Supplied records ▸

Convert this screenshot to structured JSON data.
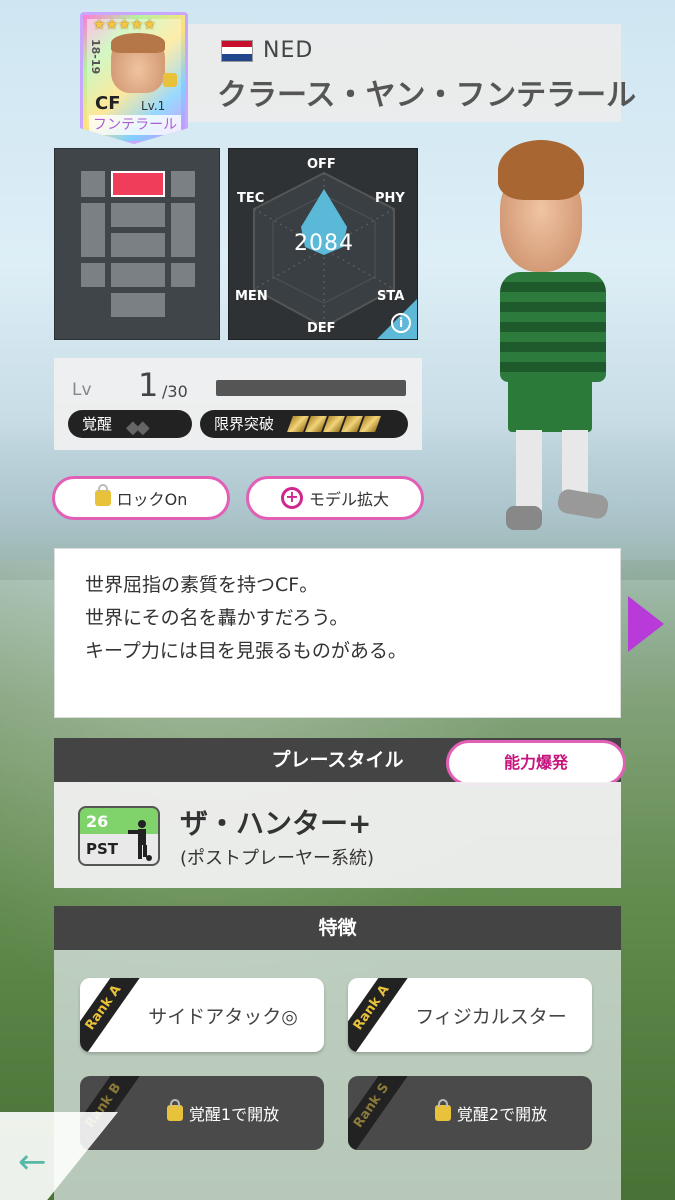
{
  "player": {
    "nation": "NED",
    "name": "クラース・ヤン・フンテラール",
    "card_stars": "★★★★★",
    "season": "18-19",
    "position": "CF",
    "card_level": "Lv.1",
    "card_name": "フンテラール",
    "total": "2084"
  },
  "radar": {
    "labels": {
      "off": "OFF",
      "tec": "TEC",
      "phy": "PHY",
      "men": "MEN",
      "sta": "STA",
      "def": "DEF"
    }
  },
  "level": {
    "label": "Lv",
    "current": "1",
    "max": "/30",
    "awakening_label": "覚醒",
    "limit_break_label": "限界突破"
  },
  "buttons": {
    "lock": "ロックOn",
    "zoom": "モデル拡大"
  },
  "description": {
    "line1": "世界屈指の素質を持つCF。",
    "line2": "世界にその名を轟かすだろう。",
    "line3": "キープ力には目を見張るものがある。"
  },
  "playstyle": {
    "header": "プレースタイル",
    "ability_button": "能力爆発",
    "number": "26",
    "code": "PST",
    "title": "ザ・ハンター+",
    "subtitle": "(ポストプレーヤー系統)"
  },
  "traits": {
    "header": "特徴",
    "items": [
      {
        "rank": "Rank A",
        "label": "サイドアタック◎"
      },
      {
        "rank": "Rank A",
        "label": "フィジカルスター"
      },
      {
        "rank": "Rank B",
        "label": "覚醒1で開放"
      },
      {
        "rank": "Rank S",
        "label": "覚醒2で開放"
      }
    ]
  },
  "colors": {
    "accent_pink": "#e25fb6",
    "active_position": "#ef3d5a",
    "radar_fill": "#5ec6e8",
    "next_arrow": "#b83ad8"
  },
  "icons": {
    "lock": "lock-icon",
    "zoom": "zoom-plus-icon",
    "info": "info-icon",
    "back": "back-arrow-icon",
    "next": "next-arrow-icon"
  }
}
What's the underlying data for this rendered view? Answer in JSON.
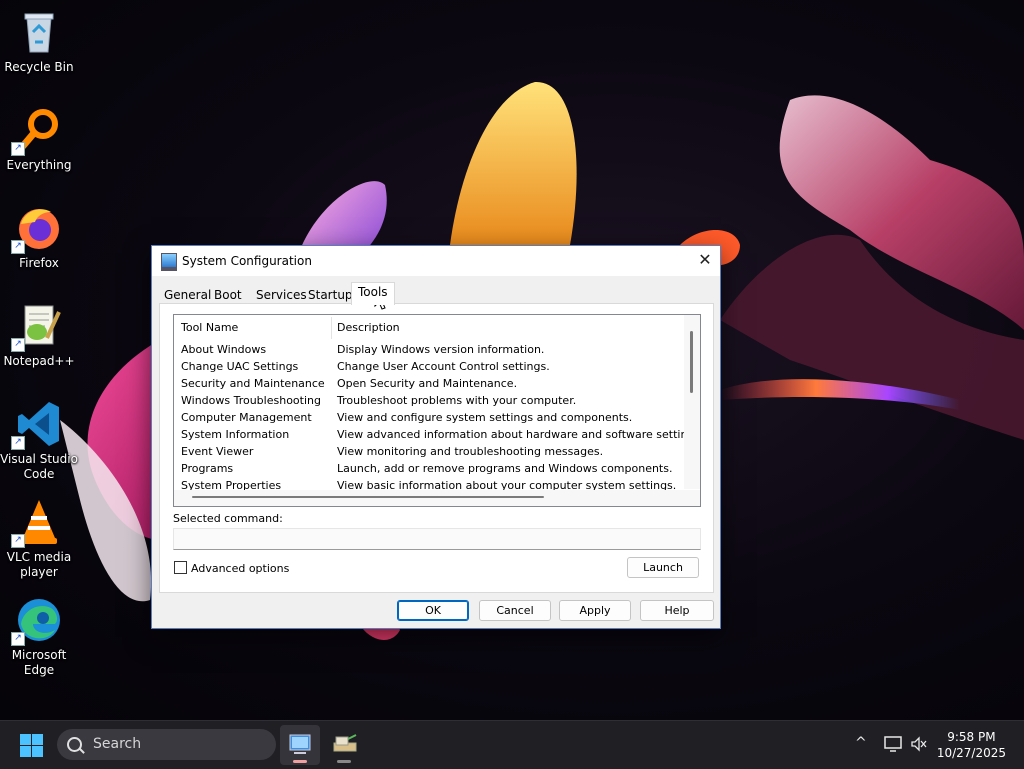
{
  "desktop": {
    "icons": [
      {
        "label": "Recycle Bin",
        "icon": "recycle-bin-icon",
        "shortcut": false
      },
      {
        "label": "Everything",
        "icon": "everything-icon",
        "shortcut": true
      },
      {
        "label": "Firefox",
        "icon": "firefox-icon",
        "shortcut": true
      },
      {
        "label": "Notepad++",
        "icon": "notepadpp-icon",
        "shortcut": true
      },
      {
        "label": "Visual Studio Code",
        "icon": "vscode-icon",
        "shortcut": true
      },
      {
        "label": "VLC media player",
        "icon": "vlc-icon",
        "shortcut": true
      },
      {
        "label": "Microsoft Edge",
        "icon": "edge-icon",
        "shortcut": true
      }
    ]
  },
  "dialog": {
    "title": "System Configuration",
    "close_symbol": "✕",
    "tabs": [
      {
        "label": "General",
        "active": false
      },
      {
        "label": "Boot",
        "active": false
      },
      {
        "label": "Services",
        "active": false
      },
      {
        "label": "Startup",
        "active": false
      },
      {
        "label": "Tools",
        "active": true
      }
    ],
    "table": {
      "columns": [
        "Tool Name",
        "Description"
      ],
      "rows": [
        [
          "About Windows",
          "Display Windows version information."
        ],
        [
          "Change UAC Settings",
          "Change User Account Control settings."
        ],
        [
          "Security and Maintenance",
          "Open Security and Maintenance."
        ],
        [
          "Windows Troubleshooting",
          "Troubleshoot problems with your computer."
        ],
        [
          "Computer Management",
          "View and configure system settings and components."
        ],
        [
          "System Information",
          "View advanced information about hardware and software settings."
        ],
        [
          "Event Viewer",
          "View monitoring and troubleshooting messages."
        ],
        [
          "Programs",
          "Launch, add or remove programs and Windows components."
        ],
        [
          "System Properties",
          "View basic information about your computer system settings."
        ]
      ]
    },
    "selected_command_label": "Selected command:",
    "selected_command_value": "",
    "advanced_options_label": "Advanced options",
    "advanced_options_checked": false,
    "launch_label": "Launch",
    "buttons": {
      "ok": "OK",
      "cancel": "Cancel",
      "apply": "Apply",
      "help": "Help"
    }
  },
  "taskbar": {
    "search_placeholder": "Search",
    "apps": [
      {
        "name": "system-configuration",
        "active": true
      },
      {
        "name": "setup-utility",
        "active": false
      }
    ],
    "tray": {
      "chevron": "^"
    },
    "clock": {
      "time": "9:58 PM",
      "date": "10/27/2025"
    }
  },
  "colors": {
    "accent": "#0067c0",
    "start": "#4cc2ff",
    "taskbar": "#1f1f24"
  }
}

Exercise ▸ Return all the entries word for word, but omit any pictures they contain.

Answer to this task ▸
Convert this screenshot to structured JSON data.
{
  "player": {
    "nation": "NED",
    "name": "クラース・ヤン・フンテラール",
    "card_stars": "★★★★★",
    "season": "18-19",
    "position": "CF",
    "card_level": "Lv.1",
    "card_name": "フンテラール",
    "total": "2084"
  },
  "radar": {
    "labels": {
      "off": "OFF",
      "tec": "TEC",
      "phy": "PHY",
      "men": "MEN",
      "sta": "STA",
      "def": "DEF"
    }
  },
  "level": {
    "label": "Lv",
    "current": "1",
    "max": "/30",
    "awakening_label": "覚醒",
    "limit_break_label": "限界突破"
  },
  "buttons": {
    "lock": "ロックOn",
    "zoom": "モデル拡大"
  },
  "description": {
    "line1": "世界屈指の素質を持つCF。",
    "line2": "世界にその名を轟かすだろう。",
    "line3": "キープ力には目を見張るものがある。"
  },
  "playstyle": {
    "header": "プレースタイル",
    "ability_button": "能力爆発",
    "number": "26",
    "code": "PST",
    "title": "ザ・ハンター+",
    "subtitle": "(ポストプレーヤー系統)"
  },
  "traits": {
    "header": "特徴",
    "items": [
      {
        "rank": "Rank A",
        "label": "サイドアタック◎"
      },
      {
        "rank": "Rank A",
        "label": "フィジカルスター"
      },
      {
        "rank": "Rank B",
        "label": "覚醒1で開放"
      },
      {
        "rank": "Rank S",
        "label": "覚醒2で開放"
      }
    ]
  },
  "colors": {
    "accent_pink": "#e25fb6",
    "active_position": "#ef3d5a",
    "radar_fill": "#5ec6e8",
    "next_arrow": "#b83ad8"
  },
  "icons": {
    "lock": "lock-icon",
    "zoom": "zoom-plus-icon",
    "info": "info-icon",
    "back": "back-arrow-icon",
    "next": "next-arrow-icon"
  }
}
What's the underlying data for this rendered view? Answer in JSON.
{
  "desktop": {
    "icons": [
      {
        "label": "Recycle Bin",
        "icon": "recycle-bin-icon",
        "shortcut": false
      },
      {
        "label": "Everything",
        "icon": "everything-icon",
        "shortcut": true
      },
      {
        "label": "Firefox",
        "icon": "firefox-icon",
        "shortcut": true
      },
      {
        "label": "Notepad++",
        "icon": "notepadpp-icon",
        "shortcut": true
      },
      {
        "label": "Visual Studio Code",
        "icon": "vscode-icon",
        "shortcut": true
      },
      {
        "label": "VLC media player",
        "icon": "vlc-icon",
        "shortcut": true
      },
      {
        "label": "Microsoft Edge",
        "icon": "edge-icon",
        "shortcut": true
      }
    ]
  },
  "dialog": {
    "title": "System Configuration",
    "close_symbol": "✕",
    "tabs": [
      {
        "label": "General",
        "active": false
      },
      {
        "label": "Boot",
        "active": false
      },
      {
        "label": "Services",
        "active": false
      },
      {
        "label": "Startup",
        "active": false
      },
      {
        "label": "Tools",
        "active": true
      }
    ],
    "table": {
      "columns": [
        "Tool Name",
        "Description"
      ],
      "rows": [
        [
          "About Windows",
          "Display Windows version information."
        ],
        [
          "Change UAC Settings",
          "Change User Account Control settings."
        ],
        [
          "Security and Maintenance",
          "Open Security and Maintenance."
        ],
        [
          "Windows Troubleshooting",
          "Troubleshoot problems with your computer."
        ],
        [
          "Computer Management",
          "View and configure system settings and components."
        ],
        [
          "System Information",
          "View advanced information about hardware and software settings."
        ],
        [
          "Event Viewer",
          "View monitoring and troubleshooting messages."
        ],
        [
          "Programs",
          "Launch, add or remove programs and Windows components."
        ],
        [
          "System Properties",
          "View basic information about your computer system settings."
        ]
      ]
    },
    "selected_command_label": "Selected command:",
    "selected_command_value": "",
    "advanced_options_label": "Advanced options",
    "advanced_options_checked": false,
    "launch_label": "Launch",
    "buttons": {
      "ok": "OK",
      "cancel": "Cancel",
      "apply": "Apply",
      "help": "Help"
    }
  },
  "taskbar": {
    "search_placeholder": "Search",
    "apps": [
      {
        "name": "system-configuration",
        "active": true
      },
      {
        "name": "setup-utility",
        "active": false
      }
    ],
    "tray": {
      "chevron": "^"
    },
    "clock": {
      "time": "9:58 PM",
      "date": "10/27/2025"
    }
  },
  "colors": {
    "accent": "#0067c0",
    "start": "#4cc2ff",
    "taskbar": "#1f1f24"
  }
}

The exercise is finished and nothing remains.